- Data supplied -
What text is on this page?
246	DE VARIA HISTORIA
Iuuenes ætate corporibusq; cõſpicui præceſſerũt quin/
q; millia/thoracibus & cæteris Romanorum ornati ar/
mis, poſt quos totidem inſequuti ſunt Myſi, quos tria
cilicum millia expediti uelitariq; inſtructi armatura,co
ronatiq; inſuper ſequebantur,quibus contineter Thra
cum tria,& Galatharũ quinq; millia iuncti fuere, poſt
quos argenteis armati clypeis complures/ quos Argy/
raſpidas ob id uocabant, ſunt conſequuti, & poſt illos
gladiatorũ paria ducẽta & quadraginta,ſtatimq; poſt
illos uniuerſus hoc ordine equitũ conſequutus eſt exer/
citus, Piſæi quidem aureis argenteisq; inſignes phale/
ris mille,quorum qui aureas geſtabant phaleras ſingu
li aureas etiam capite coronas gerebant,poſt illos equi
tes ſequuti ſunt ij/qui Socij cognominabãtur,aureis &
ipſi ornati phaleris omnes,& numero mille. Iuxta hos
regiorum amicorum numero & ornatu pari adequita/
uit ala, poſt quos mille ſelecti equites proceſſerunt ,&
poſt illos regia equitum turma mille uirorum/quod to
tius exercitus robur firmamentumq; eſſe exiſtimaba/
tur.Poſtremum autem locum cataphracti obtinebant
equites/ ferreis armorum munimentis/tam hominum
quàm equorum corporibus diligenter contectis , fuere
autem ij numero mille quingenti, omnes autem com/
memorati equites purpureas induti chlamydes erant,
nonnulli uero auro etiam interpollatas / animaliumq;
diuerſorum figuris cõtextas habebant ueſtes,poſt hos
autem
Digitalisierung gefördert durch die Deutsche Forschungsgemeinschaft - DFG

--

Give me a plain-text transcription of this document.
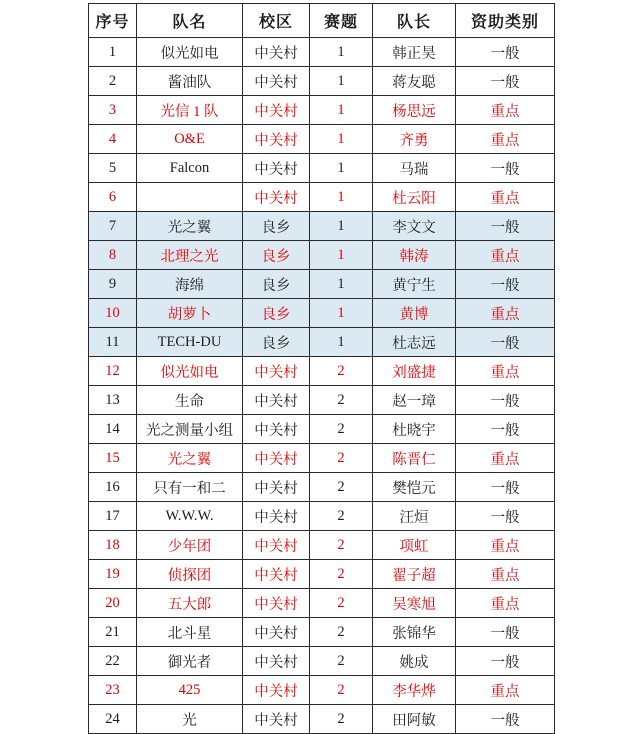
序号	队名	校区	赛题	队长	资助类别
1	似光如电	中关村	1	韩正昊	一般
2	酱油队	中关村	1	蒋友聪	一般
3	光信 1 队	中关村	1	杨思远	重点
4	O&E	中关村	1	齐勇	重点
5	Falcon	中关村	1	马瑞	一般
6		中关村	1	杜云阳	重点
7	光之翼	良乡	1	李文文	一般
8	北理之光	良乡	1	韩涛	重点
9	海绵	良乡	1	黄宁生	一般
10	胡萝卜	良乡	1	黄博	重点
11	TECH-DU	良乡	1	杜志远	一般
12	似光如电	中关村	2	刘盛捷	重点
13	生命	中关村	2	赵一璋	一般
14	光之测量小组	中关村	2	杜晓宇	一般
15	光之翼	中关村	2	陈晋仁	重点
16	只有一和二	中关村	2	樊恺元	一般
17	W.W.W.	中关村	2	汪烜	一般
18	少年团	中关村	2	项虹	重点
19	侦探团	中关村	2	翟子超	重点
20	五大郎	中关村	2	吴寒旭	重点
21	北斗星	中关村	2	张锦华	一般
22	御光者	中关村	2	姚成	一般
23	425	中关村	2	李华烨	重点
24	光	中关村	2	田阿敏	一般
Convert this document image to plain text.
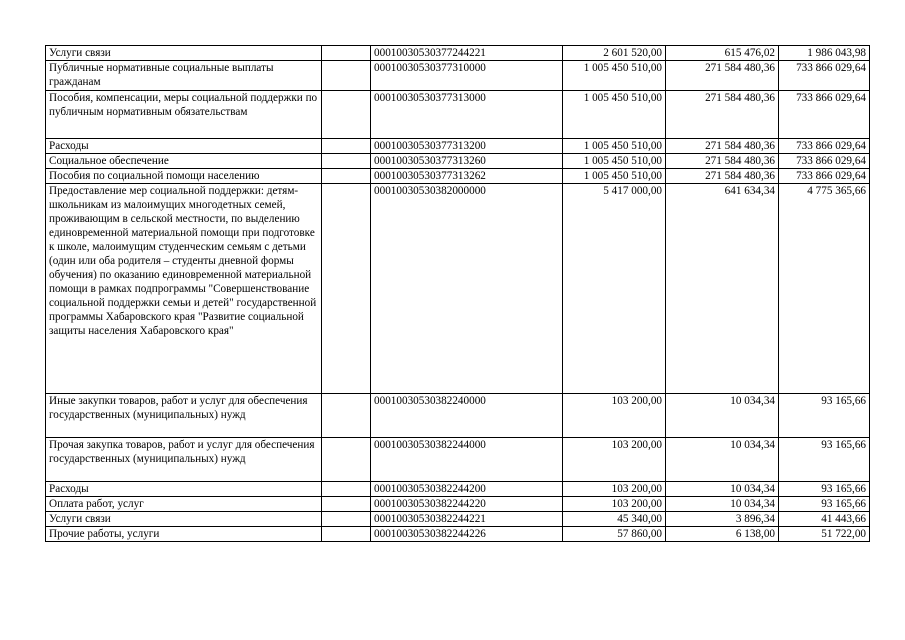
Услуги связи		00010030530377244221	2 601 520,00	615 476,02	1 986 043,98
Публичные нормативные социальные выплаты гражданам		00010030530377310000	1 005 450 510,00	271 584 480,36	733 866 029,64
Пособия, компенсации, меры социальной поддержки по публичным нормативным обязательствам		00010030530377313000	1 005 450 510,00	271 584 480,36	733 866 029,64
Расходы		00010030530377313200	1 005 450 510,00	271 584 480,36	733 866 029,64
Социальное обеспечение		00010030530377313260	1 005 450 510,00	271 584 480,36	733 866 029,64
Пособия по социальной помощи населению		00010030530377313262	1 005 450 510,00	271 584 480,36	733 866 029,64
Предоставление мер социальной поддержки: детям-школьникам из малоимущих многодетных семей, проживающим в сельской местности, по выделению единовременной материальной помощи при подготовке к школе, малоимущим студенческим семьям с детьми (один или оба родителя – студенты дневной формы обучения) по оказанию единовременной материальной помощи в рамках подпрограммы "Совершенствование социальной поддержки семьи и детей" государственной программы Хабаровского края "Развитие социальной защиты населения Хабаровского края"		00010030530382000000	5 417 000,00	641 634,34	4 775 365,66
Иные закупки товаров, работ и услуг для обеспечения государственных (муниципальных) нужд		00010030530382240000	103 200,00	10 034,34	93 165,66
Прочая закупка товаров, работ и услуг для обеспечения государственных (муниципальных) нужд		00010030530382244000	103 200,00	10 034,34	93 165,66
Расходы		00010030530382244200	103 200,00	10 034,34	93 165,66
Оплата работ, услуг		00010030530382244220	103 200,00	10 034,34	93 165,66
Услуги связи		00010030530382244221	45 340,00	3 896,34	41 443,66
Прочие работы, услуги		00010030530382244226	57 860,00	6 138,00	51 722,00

- What is needed -
Check all the records above and select each line where the string "социальной" is found.

- Solution to the problem -
Пособия, компенсации, меры социальной поддержки по публичным нормативным обязательствам		00010030530377313000	1 005 450 510,00	271 584 480,36	733 866 029,64
Пособия по социальной помощи населению		00010030530377313262	1 005 450 510,00	271 584 480,36	733 866 029,64
Предоставление мер социальной поддержки: детям-школьникам из малоимущих многодетных семей, проживающим в сельской местности, по выделению единовременной материальной помощи при подготовке к школе, малоимущим студенческим семьям с детьми (один или оба родителя – студенты дневной формы обучения) по оказанию единовременной материальной помощи в рамках подпрограммы "Совершенствование социальной поддержки семьи и детей" государственной программы Хабаровского края "Развитие социальной защиты населения Хабаровского края"		00010030530382000000	5 417 000,00	641 634,34	4 775 365,66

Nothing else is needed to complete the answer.